→ Dataset records
============================================================

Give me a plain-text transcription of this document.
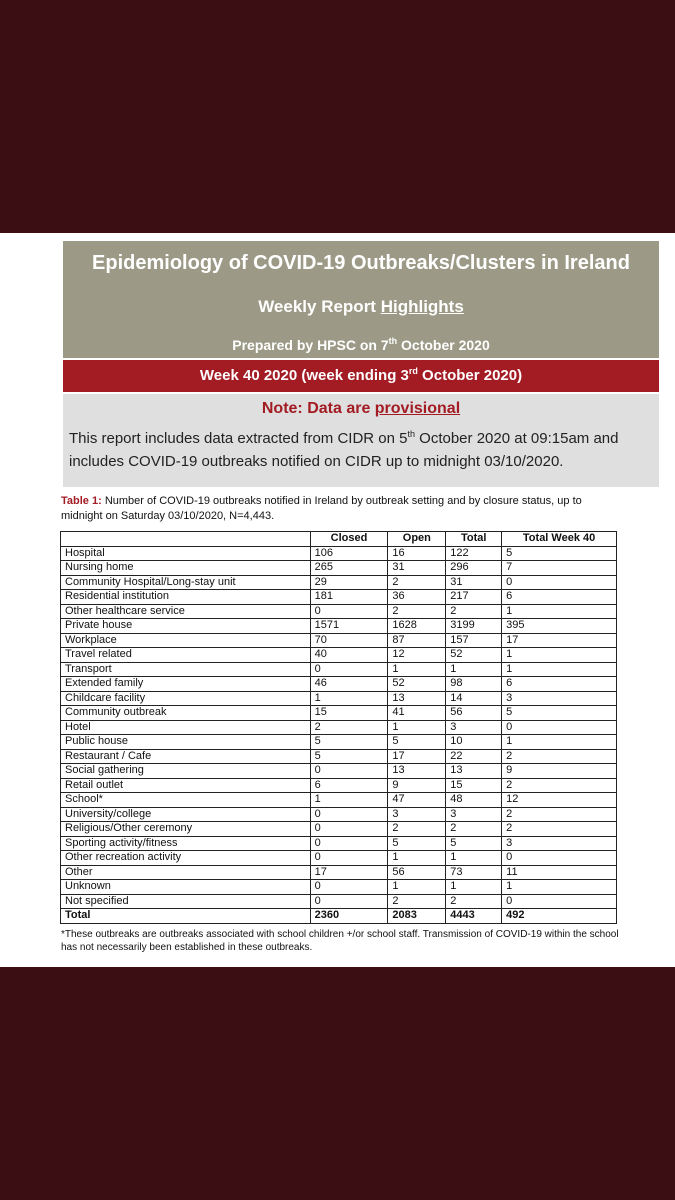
Epidemiology of COVID-19 Outbreaks/Clusters in Ireland
Weekly Report Highlights
Prepared by HPSC on 7th October 2020
Week 40 2020 (week ending 3rd October 2020)
Note: Data are provisional
This report includes data extracted from CIDR on 5th October 2020 at 09:15am and includes COVID-19 outbreaks notified on CIDR up to midnight 03/10/2020.
Table 1: Number of COVID-19 outbreaks notified in Ireland by outbreak setting and by closure status, up to midnight on Saturday 03/10/2020, N=4,443.
	Closed	Open	Total	Total Week 40
Hospital	106	16	122	5
Nursing home	265	31	296	7
Community Hospital/Long-stay unit	29	2	31	0
Residential institution	181	36	217	6
Other healthcare service	0	2	2	1
Private house	1571	1628	3199	395
Workplace	70	87	157	17
Travel related	40	12	52	1
Transport	0	1	1	1
Extended family	46	52	98	6
Childcare facility	1	13	14	3
Community outbreak	15	41	56	5
Hotel	2	1	3	0
Public house	5	5	10	1
Restaurant / Cafe	5	17	22	2
Social gathering	0	13	13	9
Retail outlet	6	9	15	2
School*	1	47	48	12
University/college	0	3	3	2
Religious/Other ceremony	0	2	2	2
Sporting activity/fitness	0	5	5	3
Other recreation activity	0	1	1	0
Other	17	56	73	11
Unknown	0	1	1	1
Not specified	0	2	2	0
Total	2360	2083	4443	492
*These outbreaks are outbreaks associated with school children +/or school staff. Transmission of COVID-19 within the school has not necessarily been established in these outbreaks.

============================================================

→ To do
Tell how many lines of the records above hold the string "October". Give no other text.

→ Result of the task
3